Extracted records
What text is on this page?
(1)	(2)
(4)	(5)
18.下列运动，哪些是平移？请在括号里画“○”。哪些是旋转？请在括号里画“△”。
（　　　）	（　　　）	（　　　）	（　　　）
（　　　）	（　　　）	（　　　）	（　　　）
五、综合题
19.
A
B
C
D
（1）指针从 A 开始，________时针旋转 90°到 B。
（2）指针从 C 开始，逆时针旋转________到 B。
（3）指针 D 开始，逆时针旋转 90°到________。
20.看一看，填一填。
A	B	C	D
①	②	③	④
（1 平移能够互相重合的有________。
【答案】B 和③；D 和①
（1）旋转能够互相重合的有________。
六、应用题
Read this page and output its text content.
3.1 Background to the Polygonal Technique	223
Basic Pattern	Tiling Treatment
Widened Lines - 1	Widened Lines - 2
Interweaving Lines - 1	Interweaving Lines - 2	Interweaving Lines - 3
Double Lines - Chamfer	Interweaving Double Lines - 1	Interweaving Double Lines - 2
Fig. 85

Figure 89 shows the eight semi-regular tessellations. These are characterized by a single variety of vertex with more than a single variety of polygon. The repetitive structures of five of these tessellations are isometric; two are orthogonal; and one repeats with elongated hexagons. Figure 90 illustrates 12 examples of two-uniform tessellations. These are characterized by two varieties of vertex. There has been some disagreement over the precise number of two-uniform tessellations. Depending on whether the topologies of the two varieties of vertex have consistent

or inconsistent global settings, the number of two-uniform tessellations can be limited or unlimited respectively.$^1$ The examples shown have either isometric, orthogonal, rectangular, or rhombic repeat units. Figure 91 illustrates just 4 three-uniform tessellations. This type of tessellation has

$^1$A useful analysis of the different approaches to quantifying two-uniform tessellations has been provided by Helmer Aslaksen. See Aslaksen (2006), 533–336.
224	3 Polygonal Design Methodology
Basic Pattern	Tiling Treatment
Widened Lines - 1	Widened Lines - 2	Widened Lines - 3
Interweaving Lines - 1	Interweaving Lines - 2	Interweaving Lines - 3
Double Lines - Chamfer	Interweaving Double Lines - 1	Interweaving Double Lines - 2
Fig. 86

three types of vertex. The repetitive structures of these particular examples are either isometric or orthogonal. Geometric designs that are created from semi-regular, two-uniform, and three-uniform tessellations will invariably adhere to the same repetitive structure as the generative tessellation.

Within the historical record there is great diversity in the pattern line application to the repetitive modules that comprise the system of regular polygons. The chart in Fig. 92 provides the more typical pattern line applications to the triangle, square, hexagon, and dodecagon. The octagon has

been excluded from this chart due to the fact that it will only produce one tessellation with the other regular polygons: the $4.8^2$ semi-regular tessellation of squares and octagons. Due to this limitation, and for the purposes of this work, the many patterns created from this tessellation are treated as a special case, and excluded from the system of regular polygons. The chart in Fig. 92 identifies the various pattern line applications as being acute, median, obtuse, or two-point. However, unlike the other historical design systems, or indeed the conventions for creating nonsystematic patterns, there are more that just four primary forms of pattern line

_EXERCISE TASK_
Transcribe all of the entries without altering anything.

_RESULT_
What text is on this page?
(1)	(2)
(4)	(5)
18.下列运动，哪些是平移？请在括号里画“○”。哪些是旋转？请在括号里画“△”。
（　　　）	（　　　）	（　　　）	（　　　）
（　　　）	（　　　）	（　　　）	（　　　）
五、综合题
19.
A
B
C
D
（1）指针从 A 开始，________时针旋转 90°到 B。
（2）指针从 C 开始，逆时针旋转________到 B。
（3）指针 D 开始，逆时针旋转 90°到________。
20.看一看，填一填。
A	B	C	D
①	②	③	④
（1 平移能够互相重合的有________。
【答案】B 和③；D 和①
（1）旋转能够互相重合的有________。
六、应用题
Read this page and output its text content.
3.1 Background to the Polygonal Technique	223
Basic Pattern	Tiling Treatment
Widened Lines - 1	Widened Lines - 2
Interweaving Lines - 1	Interweaving Lines - 2	Interweaving Lines - 3
Double Lines - Chamfer	Interweaving Double Lines - 1	Interweaving Double Lines - 2
Fig. 85

Figure 89 shows the eight semi-regular tessellations. These are characterized by a single variety of vertex with more than a single variety of polygon. The repetitive structures of five of these tessellations are isometric; two are orthogonal; and one repeats with elongated hexagons. Figure 90 illustrates 12 examples of two-uniform tessellations. These are characterized by two varieties of vertex. There has been some disagreement over the precise number of two-uniform tessellations. Depending on whether the topologies of the two varieties of vertex have consistent

or inconsistent global settings, the number of two-uniform tessellations can be limited or unlimited respectively.$^1$ The examples shown have either isometric, orthogonal, rectangular, or rhombic repeat units. Figure 91 illustrates just 4 three-uniform tessellations. This type of tessellation has

$^1$A useful analysis of the different approaches to quantifying two-uniform tessellations has been provided by Helmer Aslaksen. See Aslaksen (2006), 533–336.
224	3 Polygonal Design Methodology
Basic Pattern	Tiling Treatment
Widened Lines - 1	Widened Lines - 2	Widened Lines - 3
Interweaving Lines - 1	Interweaving Lines - 2	Interweaving Lines - 3
Double Lines - Chamfer	Interweaving Double Lines - 1	Interweaving Double Lines - 2
Fig. 86

three types of vertex. The repetitive structures of these particular examples are either isometric or orthogonal. Geometric designs that are created from semi-regular, two-uniform, and three-uniform tessellations will invariably adhere to the same repetitive structure as the generative tessellation.

Within the historical record there is great diversity in the pattern line application to the repetitive modules that comprise the system of regular polygons. The chart in Fig. 92 provides the more typical pattern line applications to the triangle, square, hexagon, and dodecagon. The octagon has

been excluded from this chart due to the fact that it will only produce one tessellation with the other regular polygons: the $4.8^2$ semi-regular tessellation of squares and octagons. Due to this limitation, and for the purposes of this work, the many patterns created from this tessellation are treated as a special case, and excluded from the system of regular polygons. The chart in Fig. 92 identifies the various pattern line applications as being acute, median, obtuse, or two-point. However, unlike the other historical design systems, or indeed the conventions for creating nonsystematic patterns, there are more that just four primary forms of pattern line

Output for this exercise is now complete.